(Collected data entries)
# # # # # # #

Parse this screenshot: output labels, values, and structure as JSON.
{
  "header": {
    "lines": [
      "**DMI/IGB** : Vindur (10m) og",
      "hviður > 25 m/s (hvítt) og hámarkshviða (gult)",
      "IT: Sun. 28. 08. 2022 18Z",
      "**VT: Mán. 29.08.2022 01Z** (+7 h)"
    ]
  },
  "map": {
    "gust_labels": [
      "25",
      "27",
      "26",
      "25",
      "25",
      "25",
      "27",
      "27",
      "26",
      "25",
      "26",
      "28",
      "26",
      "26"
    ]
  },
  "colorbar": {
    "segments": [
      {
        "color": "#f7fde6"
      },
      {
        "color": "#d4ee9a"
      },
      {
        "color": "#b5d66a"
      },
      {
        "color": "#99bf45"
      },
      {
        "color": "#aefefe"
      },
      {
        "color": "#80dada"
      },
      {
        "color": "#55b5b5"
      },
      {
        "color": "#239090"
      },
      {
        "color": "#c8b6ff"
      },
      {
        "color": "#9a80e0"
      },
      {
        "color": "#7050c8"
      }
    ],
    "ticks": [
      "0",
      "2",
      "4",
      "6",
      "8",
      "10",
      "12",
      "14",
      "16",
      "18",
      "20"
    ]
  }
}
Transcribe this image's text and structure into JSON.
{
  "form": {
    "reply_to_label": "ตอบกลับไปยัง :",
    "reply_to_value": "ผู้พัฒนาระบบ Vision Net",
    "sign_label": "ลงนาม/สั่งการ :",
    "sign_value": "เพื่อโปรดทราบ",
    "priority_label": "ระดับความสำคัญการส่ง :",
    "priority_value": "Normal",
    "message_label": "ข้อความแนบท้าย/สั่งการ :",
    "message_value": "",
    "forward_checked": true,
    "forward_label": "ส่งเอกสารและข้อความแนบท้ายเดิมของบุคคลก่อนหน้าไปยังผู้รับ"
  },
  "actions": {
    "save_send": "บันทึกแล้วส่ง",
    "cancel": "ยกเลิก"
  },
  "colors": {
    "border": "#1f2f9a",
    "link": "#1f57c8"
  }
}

# # # # # # #

**What to produce:**
Copy out every line of the data that includes the word "this".

**Worked solution:**
Parse this screenshot: output labels, values, and structure as JSON.
Transcribe this image's text and structure into JSON.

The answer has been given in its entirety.